> **WRITTEN EXERCISE**
Return all of the lines below exactly as they are.

> **SUPPLIED MATERIAL**
--- Start ---

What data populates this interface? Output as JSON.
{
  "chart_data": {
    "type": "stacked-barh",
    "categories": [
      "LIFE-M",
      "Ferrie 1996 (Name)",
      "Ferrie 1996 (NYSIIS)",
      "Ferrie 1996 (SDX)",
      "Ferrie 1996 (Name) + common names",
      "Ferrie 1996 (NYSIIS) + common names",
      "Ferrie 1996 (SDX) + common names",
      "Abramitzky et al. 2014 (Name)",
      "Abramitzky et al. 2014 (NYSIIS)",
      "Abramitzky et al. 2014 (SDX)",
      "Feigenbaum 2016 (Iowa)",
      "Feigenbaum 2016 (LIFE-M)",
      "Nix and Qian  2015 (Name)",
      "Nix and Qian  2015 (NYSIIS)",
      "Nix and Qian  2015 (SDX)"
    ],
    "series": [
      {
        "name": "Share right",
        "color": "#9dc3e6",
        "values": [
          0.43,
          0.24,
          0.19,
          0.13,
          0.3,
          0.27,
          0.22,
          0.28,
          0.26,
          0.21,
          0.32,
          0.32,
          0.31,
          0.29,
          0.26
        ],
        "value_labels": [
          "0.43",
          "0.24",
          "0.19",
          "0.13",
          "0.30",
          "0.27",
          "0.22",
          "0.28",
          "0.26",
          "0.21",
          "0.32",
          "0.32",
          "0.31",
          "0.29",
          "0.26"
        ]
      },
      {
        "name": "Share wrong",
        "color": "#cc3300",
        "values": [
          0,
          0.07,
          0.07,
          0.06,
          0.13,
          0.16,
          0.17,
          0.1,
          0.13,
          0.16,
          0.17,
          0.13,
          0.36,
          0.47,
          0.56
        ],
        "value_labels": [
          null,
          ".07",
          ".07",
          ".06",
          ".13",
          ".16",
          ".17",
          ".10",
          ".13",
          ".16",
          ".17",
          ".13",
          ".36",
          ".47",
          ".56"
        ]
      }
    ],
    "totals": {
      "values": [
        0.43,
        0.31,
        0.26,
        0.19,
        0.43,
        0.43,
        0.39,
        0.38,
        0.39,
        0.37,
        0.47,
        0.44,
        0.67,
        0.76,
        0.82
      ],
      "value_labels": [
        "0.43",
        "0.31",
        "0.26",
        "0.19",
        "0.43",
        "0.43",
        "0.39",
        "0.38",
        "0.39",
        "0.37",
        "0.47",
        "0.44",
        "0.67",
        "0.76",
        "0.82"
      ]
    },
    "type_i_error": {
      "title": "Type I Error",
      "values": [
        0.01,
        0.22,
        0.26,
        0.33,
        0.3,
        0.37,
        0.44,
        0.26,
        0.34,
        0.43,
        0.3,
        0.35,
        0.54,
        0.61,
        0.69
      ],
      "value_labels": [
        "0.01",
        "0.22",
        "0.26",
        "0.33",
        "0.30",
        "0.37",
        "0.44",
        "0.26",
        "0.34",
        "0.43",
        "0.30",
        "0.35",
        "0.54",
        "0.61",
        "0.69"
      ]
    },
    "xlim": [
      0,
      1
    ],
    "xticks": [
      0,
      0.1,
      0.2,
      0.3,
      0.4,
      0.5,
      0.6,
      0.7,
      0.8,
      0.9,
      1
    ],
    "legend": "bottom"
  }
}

--- End ---

> **PROBLEM SOLUTION**
What data populates this interface? Output as JSON.
{
  "chart_data": {
    "type": "stacked-barh",
    "categories": [
      "LIFE-M",
      "Ferrie 1996 (Name)",
      "Ferrie 1996 (NYSIIS)",
      "Ferrie 1996 (SDX)",
      "Ferrie 1996 (Name) + common names",
      "Ferrie 1996 (NYSIIS) + common names",
      "Ferrie 1996 (SDX) + common names",
      "Abramitzky et al. 2014 (Name)",
      "Abramitzky et al. 2014 (NYSIIS)",
      "Abramitzky et al. 2014 (SDX)",
      "Feigenbaum 2016 (Iowa)",
      "Feigenbaum 2016 (LIFE-M)",
      "Nix and Qian  2015 (Name)",
      "Nix and Qian  2015 (NYSIIS)",
      "Nix and Qian  2015 (SDX)"
    ],
    "series": [
      {
        "name": "Share right",
        "color": "#9dc3e6",
        "values": [
          0.43,
          0.24,
          0.19,
          0.13,
          0.3,
          0.27,
          0.22,
          0.28,
          0.26,
          0.21,
          0.32,
          0.32,
          0.31,
          0.29,
          0.26
        ],
        "value_labels": [
          "0.43",
          "0.24",
          "0.19",
          "0.13",
          "0.30",
          "0.27",
          "0.22",
          "0.28",
          "0.26",
          "0.21",
          "0.32",
          "0.32",
          "0.31",
          "0.29",
          "0.26"
        ]
      },
      {
        "name": "Share wrong",
        "color": "#cc3300",
        "values": [
          0,
          0.07,
          0.07,
          0.06,
          0.13,
          0.16,
          0.17,
          0.1,
          0.13,
          0.16,
          0.17,
          0.13,
          0.36,
          0.47,
          0.56
        ],
        "value_labels": [
          null,
          ".07",
          ".07",
          ".06",
          ".13",
          ".16",
          ".17",
          ".10",
          ".13",
          ".16",
          ".17",
          ".13",
          ".36",
          ".47",
          ".56"
        ]
      }
    ],
    "totals": {
      "values": [
        0.43,
        0.31,
        0.26,
        0.19,
        0.43,
        0.43,
        0.39,
        0.38,
        0.39,
        0.37,
        0.47,
        0.44,
        0.67,
        0.76,
        0.82
      ],
      "value_labels": [
        "0.43",
        "0.31",
        "0.26",
        "0.19",
        "0.43",
        "0.43",
        "0.39",
        "0.38",
        "0.39",
        "0.37",
        "0.47",
        "0.44",
        "0.67",
        "0.76",
        "0.82"
      ]
    },
    "type_i_error": {
      "title": "Type I Error",
      "values": [
        0.01,
        0.22,
        0.26,
        0.33,
        0.3,
        0.37,
        0.44,
        0.26,
        0.34,
        0.43,
        0.3,
        0.35,
        0.54,
        0.61,
        0.69
      ],
      "value_labels": [
        "0.01",
        "0.22",
        "0.26",
        "0.33",
        "0.30",
        "0.37",
        "0.44",
        "0.26",
        "0.34",
        "0.43",
        "0.30",
        "0.35",
        "0.54",
        "0.61",
        "0.69"
      ]
    },
    "xlim": [
      0,
      1
    ],
    "xticks": [
      0,
      0.1,
      0.2,
      0.3,
      0.4,
      0.5,
      0.6,
      0.7,
      0.8,
      0.9,
      1
    ],
    "legend": "bottom"
  }
}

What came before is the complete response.